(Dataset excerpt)
#####

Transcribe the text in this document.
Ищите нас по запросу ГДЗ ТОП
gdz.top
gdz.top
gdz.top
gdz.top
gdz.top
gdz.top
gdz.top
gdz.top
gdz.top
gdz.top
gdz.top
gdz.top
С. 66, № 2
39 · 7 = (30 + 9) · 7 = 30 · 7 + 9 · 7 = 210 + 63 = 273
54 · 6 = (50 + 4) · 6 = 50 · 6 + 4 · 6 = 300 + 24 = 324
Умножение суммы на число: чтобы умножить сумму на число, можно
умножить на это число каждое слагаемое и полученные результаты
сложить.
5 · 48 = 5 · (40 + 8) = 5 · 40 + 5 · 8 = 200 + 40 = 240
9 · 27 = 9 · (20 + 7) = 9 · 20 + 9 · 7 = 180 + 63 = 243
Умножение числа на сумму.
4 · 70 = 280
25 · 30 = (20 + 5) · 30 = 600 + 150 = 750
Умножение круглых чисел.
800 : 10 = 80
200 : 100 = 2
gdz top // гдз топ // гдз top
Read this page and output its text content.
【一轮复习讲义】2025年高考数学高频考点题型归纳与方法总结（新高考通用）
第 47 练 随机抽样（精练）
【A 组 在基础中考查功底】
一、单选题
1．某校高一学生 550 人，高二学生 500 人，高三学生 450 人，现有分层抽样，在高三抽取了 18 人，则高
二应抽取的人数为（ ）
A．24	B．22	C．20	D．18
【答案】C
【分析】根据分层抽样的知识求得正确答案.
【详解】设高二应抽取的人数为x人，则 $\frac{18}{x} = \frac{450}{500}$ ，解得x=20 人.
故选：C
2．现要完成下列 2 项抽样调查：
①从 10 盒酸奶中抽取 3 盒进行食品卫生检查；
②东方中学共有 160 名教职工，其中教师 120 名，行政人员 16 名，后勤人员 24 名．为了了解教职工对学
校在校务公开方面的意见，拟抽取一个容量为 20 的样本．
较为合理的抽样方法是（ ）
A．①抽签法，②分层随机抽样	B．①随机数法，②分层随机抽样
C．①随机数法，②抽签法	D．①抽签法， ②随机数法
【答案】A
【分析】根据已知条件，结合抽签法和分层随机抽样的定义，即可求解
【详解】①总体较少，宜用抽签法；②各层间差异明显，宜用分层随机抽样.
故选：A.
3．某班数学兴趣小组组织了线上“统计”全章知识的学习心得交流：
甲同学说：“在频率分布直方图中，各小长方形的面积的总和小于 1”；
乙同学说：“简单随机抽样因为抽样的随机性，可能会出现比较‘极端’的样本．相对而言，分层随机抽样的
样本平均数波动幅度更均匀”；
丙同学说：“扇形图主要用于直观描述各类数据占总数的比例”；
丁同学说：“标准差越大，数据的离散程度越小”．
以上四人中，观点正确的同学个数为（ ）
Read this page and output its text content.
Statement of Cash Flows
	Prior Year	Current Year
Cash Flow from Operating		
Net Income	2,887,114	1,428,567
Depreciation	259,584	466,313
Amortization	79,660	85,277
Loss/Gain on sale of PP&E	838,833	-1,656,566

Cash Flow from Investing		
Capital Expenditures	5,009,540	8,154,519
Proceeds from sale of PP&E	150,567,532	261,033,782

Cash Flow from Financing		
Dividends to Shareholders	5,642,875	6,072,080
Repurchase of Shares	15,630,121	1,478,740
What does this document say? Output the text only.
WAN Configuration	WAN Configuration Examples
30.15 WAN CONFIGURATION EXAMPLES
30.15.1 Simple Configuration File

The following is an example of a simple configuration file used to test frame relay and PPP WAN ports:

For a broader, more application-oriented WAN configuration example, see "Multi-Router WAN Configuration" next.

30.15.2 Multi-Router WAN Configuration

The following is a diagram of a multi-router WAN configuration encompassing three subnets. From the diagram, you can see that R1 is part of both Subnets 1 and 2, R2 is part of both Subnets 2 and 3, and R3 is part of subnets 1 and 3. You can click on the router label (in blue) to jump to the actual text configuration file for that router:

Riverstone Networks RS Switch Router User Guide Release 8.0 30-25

#####

Requirements: Give back all the data exactly as written.

Expected output:
Transcribe the text in this document.
Ищите нас по запросу ГДЗ ТОП
gdz.top
gdz.top
gdz.top
gdz.top
gdz.top
gdz.top
gdz.top
gdz.top
gdz.top
gdz.top
gdz.top
gdz.top
С. 66, № 2
39 · 7 = (30 + 9) · 7 = 30 · 7 + 9 · 7 = 210 + 63 = 273
54 · 6 = (50 + 4) · 6 = 50 · 6 + 4 · 6 = 300 + 24 = 324
Умножение суммы на число: чтобы умножить сумму на число, можно
умножить на это число каждое слагаемое и полученные результаты
сложить.
5 · 48 = 5 · (40 + 8) = 5 · 40 + 5 · 8 = 200 + 40 = 240
9 · 27 = 9 · (20 + 7) = 9 · 20 + 9 · 7 = 180 + 63 = 243
Умножение числа на сумму.
4 · 70 = 280
25 · 30 = (20 + 5) · 30 = 600 + 150 = 750
Умножение круглых чисел.
800 : 10 = 80
200 : 100 = 2
gdz top // гдз топ // гдз top
Read this page and output its text content.
【一轮复习讲义】2025年高考数学高频考点题型归纳与方法总结（新高考通用）
第 47 练 随机抽样（精练）
【A 组 在基础中考查功底】
一、单选题
1．某校高一学生 550 人，高二学生 500 人，高三学生 450 人，现有分层抽样，在高三抽取了 18 人，则高
二应抽取的人数为（ ）
A．24	B．22	C．20	D．18
【答案】C
【分析】根据分层抽样的知识求得正确答案.
【详解】设高二应抽取的人数为x人，则 $\frac{18}{x} = \frac{450}{500}$ ，解得x=20 人.
故选：C
2．现要完成下列 2 项抽样调查：
①从 10 盒酸奶中抽取 3 盒进行食品卫生检查；
②东方中学共有 160 名教职工，其中教师 120 名，行政人员 16 名，后勤人员 24 名．为了了解教职工对学
校在校务公开方面的意见，拟抽取一个容量为 20 的样本．
较为合理的抽样方法是（ ）
A．①抽签法，②分层随机抽样	B．①随机数法，②分层随机抽样
C．①随机数法，②抽签法	D．①抽签法， ②随机数法
【答案】A
【分析】根据已知条件，结合抽签法和分层随机抽样的定义，即可求解
【详解】①总体较少，宜用抽签法；②各层间差异明显，宜用分层随机抽样.
故选：A.
3．某班数学兴趣小组组织了线上“统计”全章知识的学习心得交流：
甲同学说：“在频率分布直方图中，各小长方形的面积的总和小于 1”；
乙同学说：“简单随机抽样因为抽样的随机性，可能会出现比较‘极端’的样本．相对而言，分层随机抽样的
样本平均数波动幅度更均匀”；
丙同学说：“扇形图主要用于直观描述各类数据占总数的比例”；
丁同学说：“标准差越大，数据的离散程度越小”．
以上四人中，观点正确的同学个数为（ ）
Read this page and output its text content.
Statement of Cash Flows
	Prior Year	Current Year
Cash Flow from Operating		
Net Income	2,887,114	1,428,567
Depreciation	259,584	466,313
Amortization	79,660	85,277
Loss/Gain on sale of PP&E	838,833	-1,656,566

Cash Flow from Investing		
Capital Expenditures	5,009,540	8,154,519
Proceeds from sale of PP&E	150,567,532	261,033,782

Cash Flow from Financing		
Dividends to Shareholders	5,642,875	6,072,080
Repurchase of Shares	15,630,121	1,478,740
What does this document say? Output the text only.
WAN Configuration	WAN Configuration Examples
30.15 WAN CONFIGURATION EXAMPLES
30.15.1 Simple Configuration File

The following is an example of a simple configuration file used to test frame relay and PPP WAN ports:

For a broader, more application-oriented WAN configuration example, see "Multi-Router WAN Configuration" next.

30.15.2 Multi-Router WAN Configuration

The following is a diagram of a multi-router WAN configuration encompassing three subnets. From the diagram, you can see that R1 is part of both Subnets 1 and 2, R2 is part of both Subnets 2 and 3, and R3 is part of subnets 1 and 3. You can click on the router label (in blue) to jump to the actual text configuration file for that router:

Riverstone Networks RS Switch Router User Guide Release 8.0 30-25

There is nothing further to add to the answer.